→ **PROBLEM DESCRIPTION**: Reproduce the listing exactly and skip over any pictures.

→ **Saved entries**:
+ + + + +
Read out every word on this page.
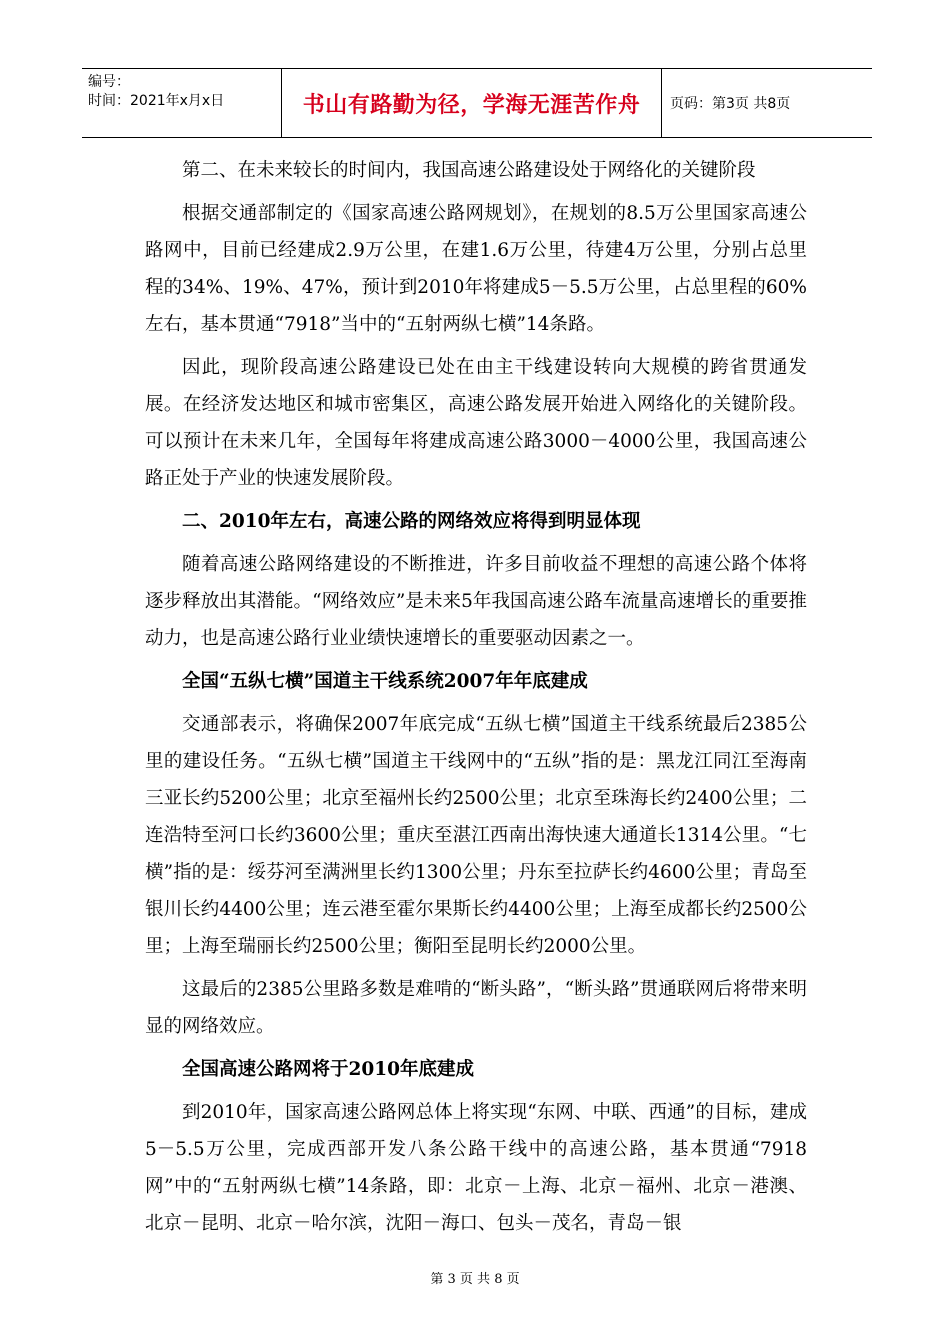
编号：
时间：2021年x月x日	书山有路勤为径，学海无涯苦作舟	页码：第3页 共8页

第二、在未来较长的时间内，我国高速公路建设处于网络化的关键阶段

根据交通部制定的《国家高速公路网规划》，在规划的8.5万公里国家高速公路网中，目前已经建成2.9万公里，在建1.6万公里，待建4万公里，分别占总里程的34%、19%、47%，预计到2010年将建成5－5.5万公里，占总里程的60%左右，基本贯通“7918”当中的“五射两纵七横”14条路。

因此，现阶段高速公路建设已处在由主干线建设转向大规模的跨省贯通发展。在经济发达地区和城市密集区，高速公路发展开始进入网络化的关键阶段。可以预计在未来几年，全国每年将建成高速公路3000－4000公里，我国高速公路正处于产业的快速发展阶段。

二、2010年左右，高速公路的网络效应将得到明显体现

随着高速公路网络建设的不断推进，许多目前收益不理想的高速公路个体将逐步释放出其潜能。“网络效应”是未来5年我国高速公路车流量高速增长的重要推动力，也是高速公路行业业绩快速增长的重要驱动因素之一。

全国“五纵七横”国道主干线系统2007年年底建成

交通部表示，将确保2007年底完成“五纵七横”国道主干线系统最后2385公里的建设任务。“五纵七横”国道主干线网中的“五纵”指的是：黑龙江同江至海南三亚长约5200公里；北京至福州长约2500公里；北京至珠海长约2400公里；二连浩特至河口长约3600公里；重庆至湛江西南出海快速大通道长1314公里。“七横”指的是：绥芬河至满洲里长约1300公里；丹东至拉萨长约4600公里；青岛至银川长约4400公里；连云港至霍尔果斯长约4400公里；上海至成都长约2500公里；上海至瑞丽长约2500公里；衡阳至昆明长约2000公里。

这最后的2385公里路多数是难啃的“断头路”，“断头路”贯通联网后将带来明显的网络效应。

全国高速公路网将于2010年底建成

到2010年，国家高速公路网总体上将实现“东网、中联、西通”的目标，建成5－5.5万公里，完成西部开发八条公路干线中的高速公路，基本贯通“7918网”中的“五射两纵七横”14条路，即：北京－上海、北京－福州、北京－港澳、北京－昆明、北京－哈尔滨，沈阳－海口、包头－茂名，青岛－银

第 3 页 共 8 页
+ + + + +
→ **ANSWER TO THIS TASK**:
Read out every word on this page.
编号：
时间：2021年x月x日	书山有路勤为径，学海无涯苦作舟	页码：第3页 共8页

第二、在未来较长的时间内，我国高速公路建设处于网络化的关键阶段

根据交通部制定的《国家高速公路网规划》，在规划的8.5万公里国家高速公路网中，目前已经建成2.9万公里，在建1.6万公里，待建4万公里，分别占总里程的34%、19%、47%，预计到2010年将建成5－5.5万公里，占总里程的60%左右，基本贯通“7918”当中的“五射两纵七横”14条路。

因此，现阶段高速公路建设已处在由主干线建设转向大规模的跨省贯通发展。在经济发达地区和城市密集区，高速公路发展开始进入网络化的关键阶段。可以预计在未来几年，全国每年将建成高速公路3000－4000公里，我国高速公路正处于产业的快速发展阶段。

二、2010年左右，高速公路的网络效应将得到明显体现

随着高速公路网络建设的不断推进，许多目前收益不理想的高速公路个体将逐步释放出其潜能。“网络效应”是未来5年我国高速公路车流量高速增长的重要推动力，也是高速公路行业业绩快速增长的重要驱动因素之一。

全国“五纵七横”国道主干线系统2007年年底建成

交通部表示，将确保2007年底完成“五纵七横”国道主干线系统最后2385公里的建设任务。“五纵七横”国道主干线网中的“五纵”指的是：黑龙江同江至海南三亚长约5200公里；北京至福州长约2500公里；北京至珠海长约2400公里；二连浩特至河口长约3600公里；重庆至湛江西南出海快速大通道长1314公里。“七横”指的是：绥芬河至满洲里长约1300公里；丹东至拉萨长约4600公里；青岛至银川长约4400公里；连云港至霍尔果斯长约4400公里；上海至成都长约2500公里；上海至瑞丽长约2500公里；衡阳至昆明长约2000公里。

这最后的2385公里路多数是难啃的“断头路”，“断头路”贯通联网后将带来明显的网络效应。

全国高速公路网将于2010年底建成

到2010年，国家高速公路网总体上将实现“东网、中联、西通”的目标，建成5－5.5万公里，完成西部开发八条公路干线中的高速公路，基本贯通“7918网”中的“五射两纵七横”14条路，即：北京－上海、北京－福州、北京－港澳、北京－昆明、北京－哈尔滨，沈阳－海口、包头－茂名，青岛－银

第 3 页 共 8 页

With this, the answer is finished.